Look through the data below. Collect every line where the word "Schmuck" occurs.

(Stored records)
┌──
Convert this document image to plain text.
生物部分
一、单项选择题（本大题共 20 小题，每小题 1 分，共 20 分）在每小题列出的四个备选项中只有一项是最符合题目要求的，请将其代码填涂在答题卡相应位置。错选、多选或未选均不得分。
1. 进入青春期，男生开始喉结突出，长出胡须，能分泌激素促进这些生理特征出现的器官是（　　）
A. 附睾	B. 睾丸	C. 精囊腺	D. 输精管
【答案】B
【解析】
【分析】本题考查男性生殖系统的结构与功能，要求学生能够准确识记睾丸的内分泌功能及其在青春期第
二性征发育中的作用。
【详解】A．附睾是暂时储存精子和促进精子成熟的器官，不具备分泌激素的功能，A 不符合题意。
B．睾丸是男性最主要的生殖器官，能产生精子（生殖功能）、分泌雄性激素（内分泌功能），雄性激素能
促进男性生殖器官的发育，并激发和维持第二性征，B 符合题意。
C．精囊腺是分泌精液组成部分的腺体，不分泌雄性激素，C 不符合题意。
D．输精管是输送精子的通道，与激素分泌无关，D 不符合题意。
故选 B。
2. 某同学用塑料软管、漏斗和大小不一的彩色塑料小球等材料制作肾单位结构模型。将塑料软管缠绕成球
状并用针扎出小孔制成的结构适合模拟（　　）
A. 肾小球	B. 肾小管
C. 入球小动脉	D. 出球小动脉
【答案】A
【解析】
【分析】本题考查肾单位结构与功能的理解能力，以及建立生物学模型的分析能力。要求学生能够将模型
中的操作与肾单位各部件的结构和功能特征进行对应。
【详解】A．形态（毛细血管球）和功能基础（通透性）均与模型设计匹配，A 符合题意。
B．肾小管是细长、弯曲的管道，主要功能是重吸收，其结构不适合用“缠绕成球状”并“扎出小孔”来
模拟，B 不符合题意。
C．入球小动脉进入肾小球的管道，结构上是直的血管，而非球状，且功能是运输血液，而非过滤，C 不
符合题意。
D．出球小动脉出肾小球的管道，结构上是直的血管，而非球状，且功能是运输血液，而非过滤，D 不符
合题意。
└──
┌──
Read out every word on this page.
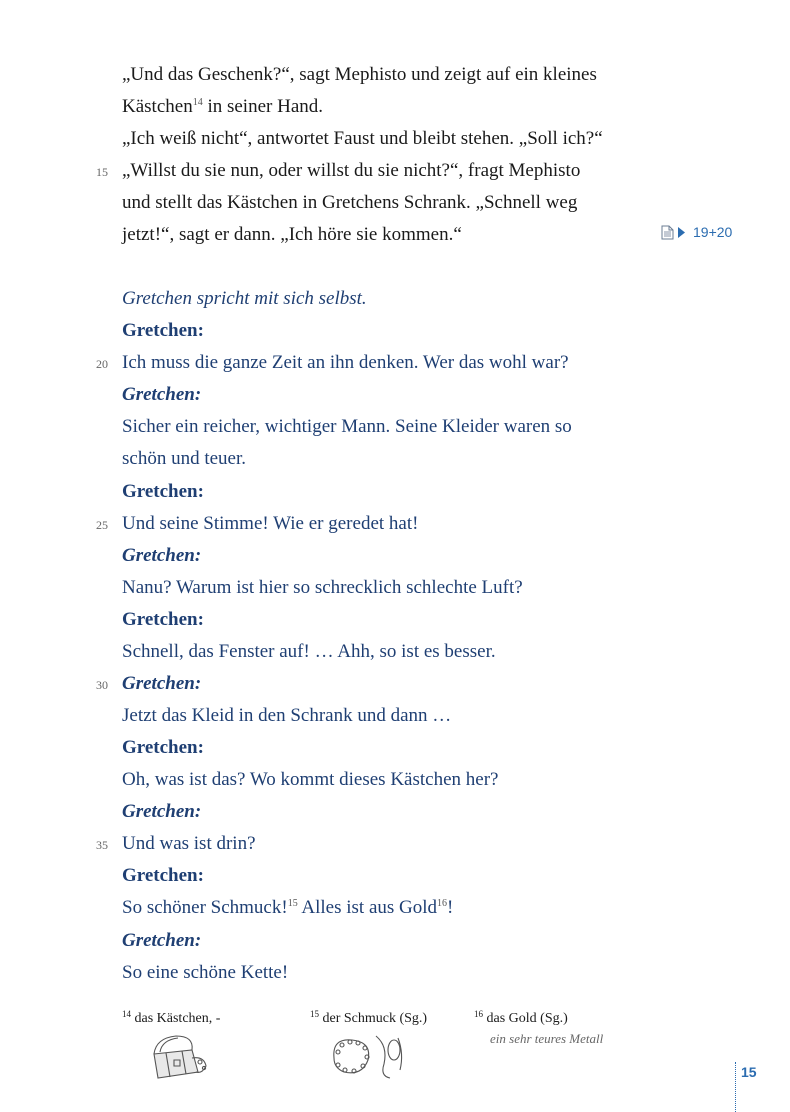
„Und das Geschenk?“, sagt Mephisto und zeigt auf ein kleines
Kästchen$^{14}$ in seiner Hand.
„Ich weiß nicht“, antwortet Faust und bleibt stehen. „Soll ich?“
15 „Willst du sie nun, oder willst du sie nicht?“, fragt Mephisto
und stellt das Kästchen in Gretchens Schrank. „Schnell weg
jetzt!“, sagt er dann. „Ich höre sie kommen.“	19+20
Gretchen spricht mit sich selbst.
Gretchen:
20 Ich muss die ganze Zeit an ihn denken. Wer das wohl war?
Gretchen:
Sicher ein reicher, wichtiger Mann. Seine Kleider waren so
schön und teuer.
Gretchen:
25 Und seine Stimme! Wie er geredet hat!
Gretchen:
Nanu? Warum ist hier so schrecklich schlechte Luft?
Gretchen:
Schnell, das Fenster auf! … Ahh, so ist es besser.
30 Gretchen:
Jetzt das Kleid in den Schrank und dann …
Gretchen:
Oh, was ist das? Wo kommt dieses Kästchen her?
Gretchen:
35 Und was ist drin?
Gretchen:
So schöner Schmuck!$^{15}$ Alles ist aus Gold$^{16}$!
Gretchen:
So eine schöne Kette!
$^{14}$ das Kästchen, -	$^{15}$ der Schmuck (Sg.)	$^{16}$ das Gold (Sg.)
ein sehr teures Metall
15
└──
┌──
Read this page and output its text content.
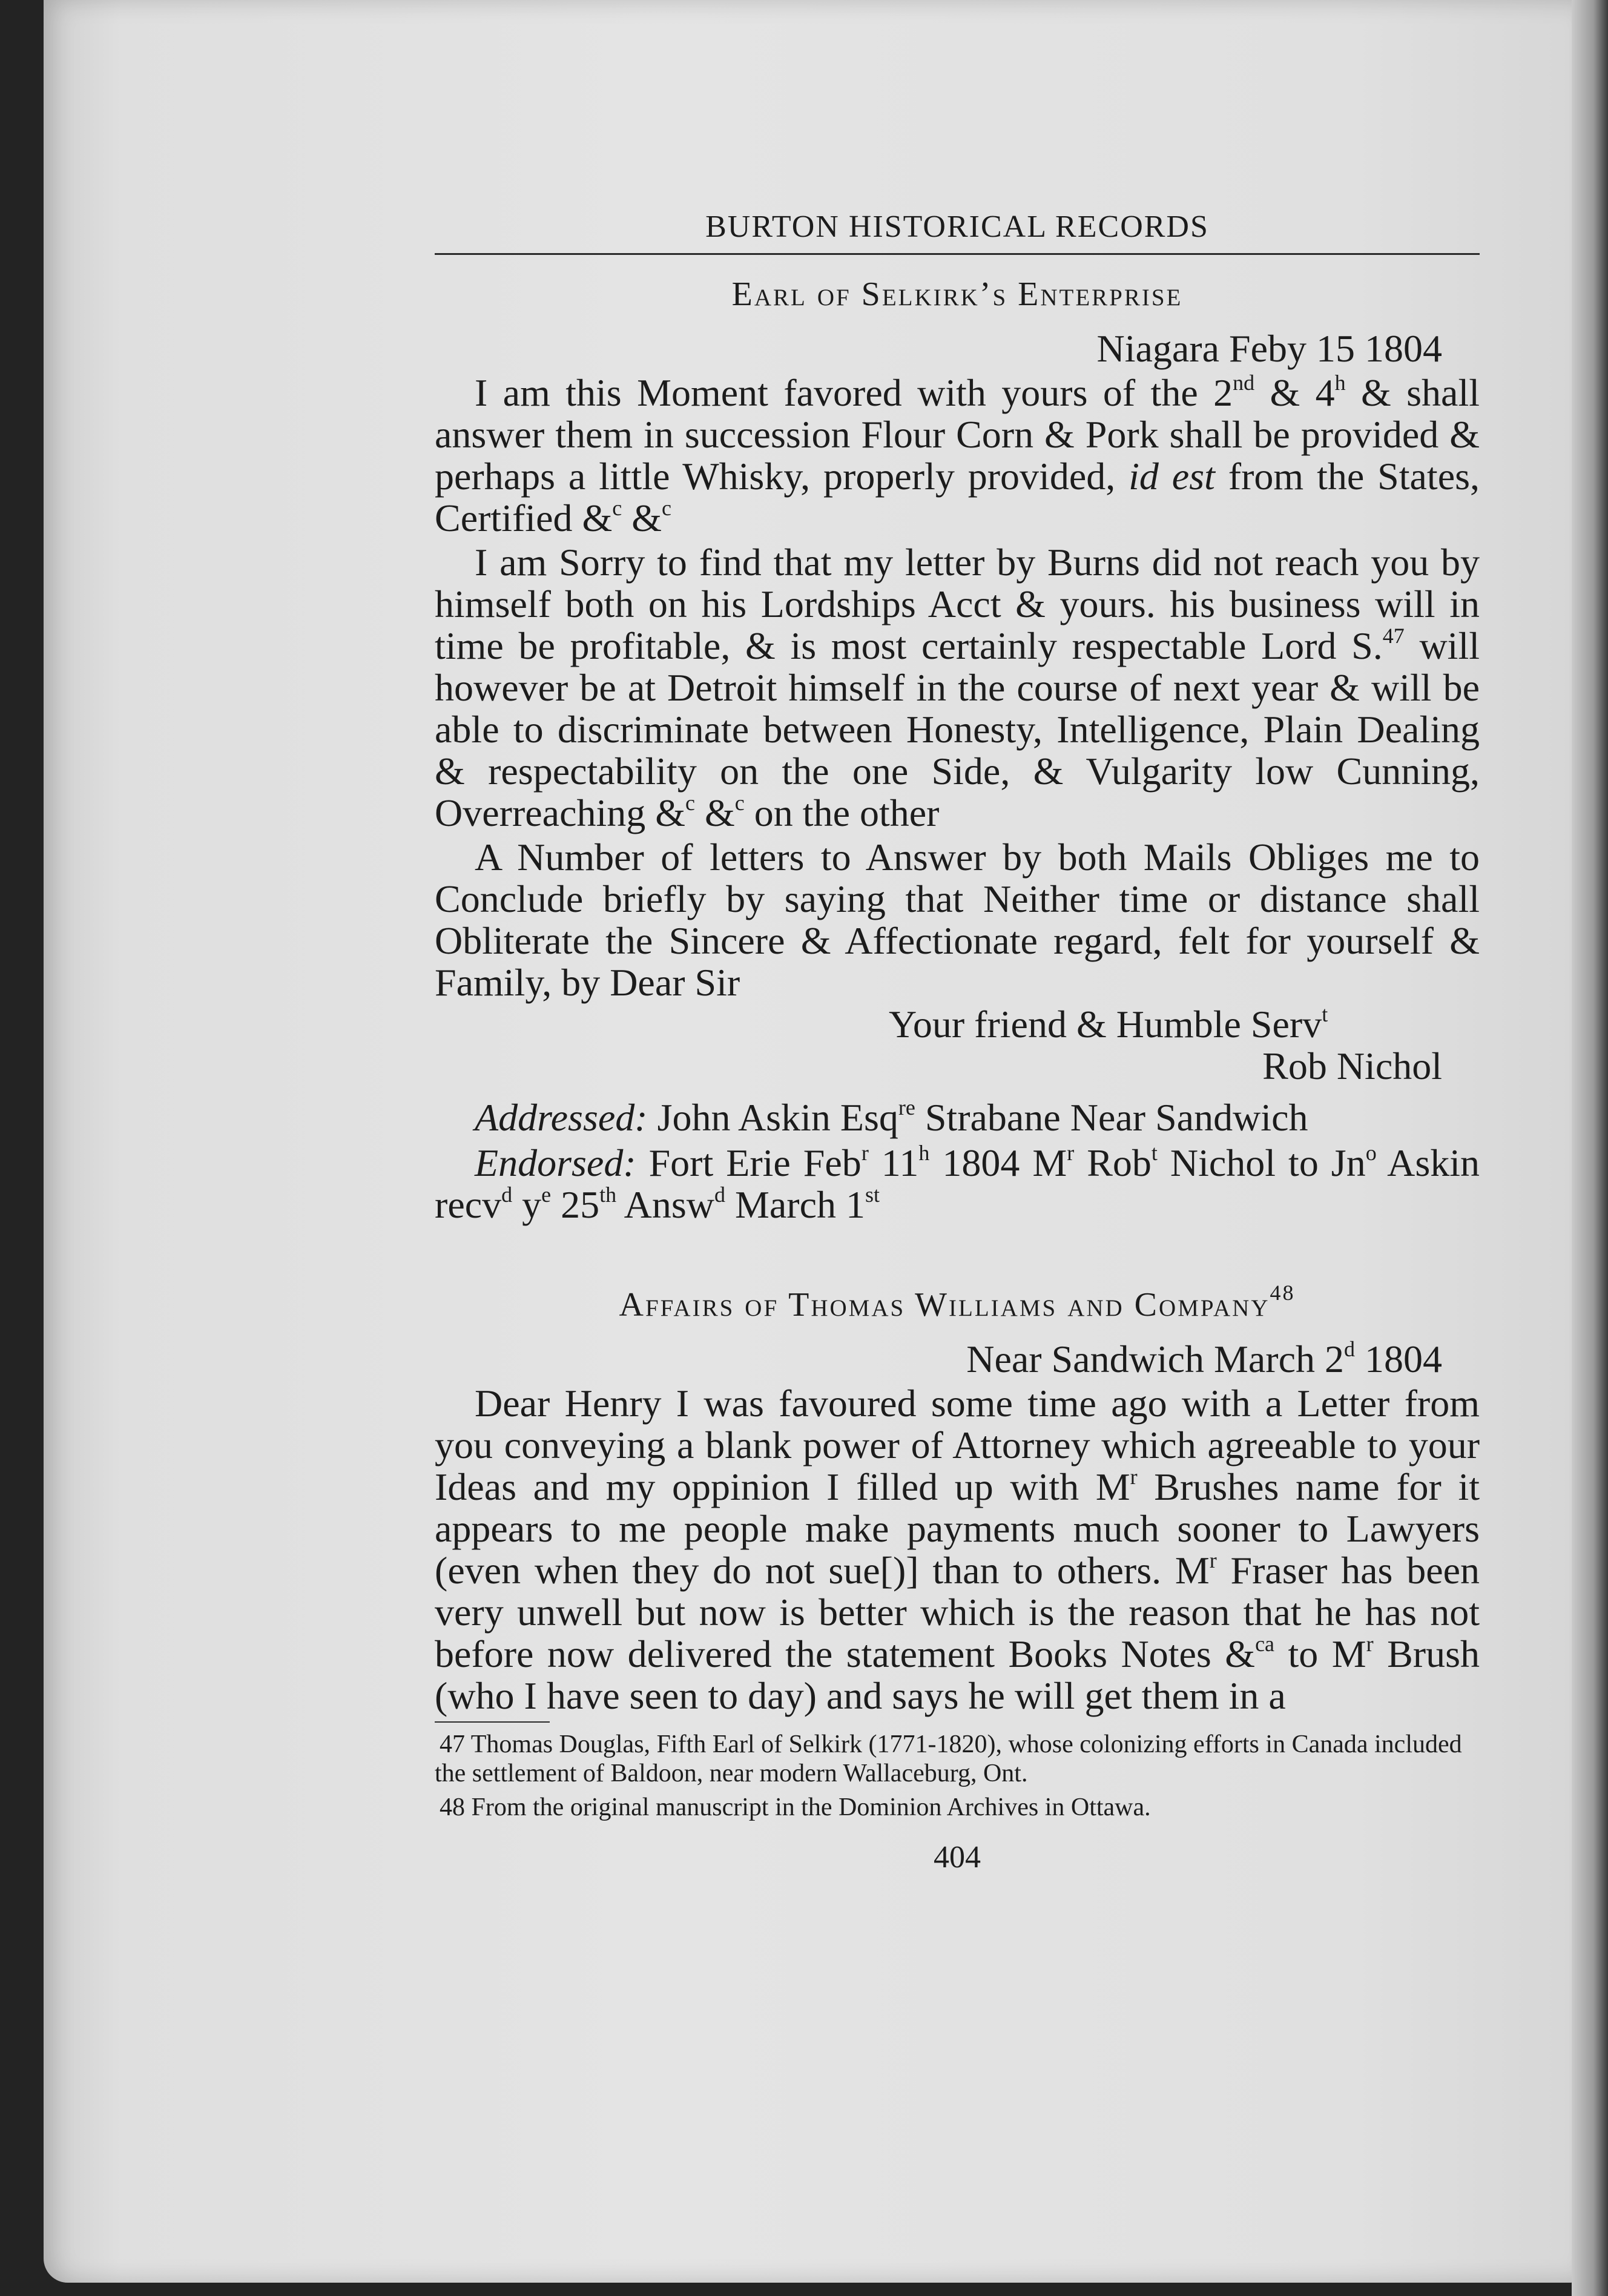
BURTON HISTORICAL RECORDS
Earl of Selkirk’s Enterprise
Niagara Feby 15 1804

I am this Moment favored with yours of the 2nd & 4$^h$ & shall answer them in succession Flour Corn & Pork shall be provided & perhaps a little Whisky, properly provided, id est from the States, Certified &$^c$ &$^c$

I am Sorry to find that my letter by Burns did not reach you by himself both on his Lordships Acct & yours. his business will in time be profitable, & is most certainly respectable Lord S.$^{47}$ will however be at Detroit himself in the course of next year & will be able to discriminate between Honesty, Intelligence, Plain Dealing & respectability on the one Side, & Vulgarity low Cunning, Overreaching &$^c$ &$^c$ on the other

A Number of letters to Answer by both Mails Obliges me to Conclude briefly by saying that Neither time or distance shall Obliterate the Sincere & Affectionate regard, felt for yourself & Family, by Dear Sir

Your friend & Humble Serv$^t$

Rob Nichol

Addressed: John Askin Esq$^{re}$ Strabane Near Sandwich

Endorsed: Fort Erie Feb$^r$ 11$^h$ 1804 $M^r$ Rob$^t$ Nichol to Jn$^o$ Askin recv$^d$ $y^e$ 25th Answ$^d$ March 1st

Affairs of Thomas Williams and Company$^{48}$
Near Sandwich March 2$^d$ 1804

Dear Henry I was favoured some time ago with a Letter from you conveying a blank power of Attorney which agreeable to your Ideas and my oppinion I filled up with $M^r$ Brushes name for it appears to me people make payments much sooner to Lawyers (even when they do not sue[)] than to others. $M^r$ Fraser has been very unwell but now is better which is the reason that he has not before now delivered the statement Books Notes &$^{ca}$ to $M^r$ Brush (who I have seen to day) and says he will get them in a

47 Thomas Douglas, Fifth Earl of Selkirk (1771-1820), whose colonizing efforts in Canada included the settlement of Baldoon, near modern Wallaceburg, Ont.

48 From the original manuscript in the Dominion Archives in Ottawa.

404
└──
## REPLY
So schöner Schmuck!$^{15}$ Alles ist aus Gold$^{16}$!
$^{14}$ das Kästchen, -	$^{15}$ der Schmuck (Sg.)	$^{16}$ das Gold (Sg.)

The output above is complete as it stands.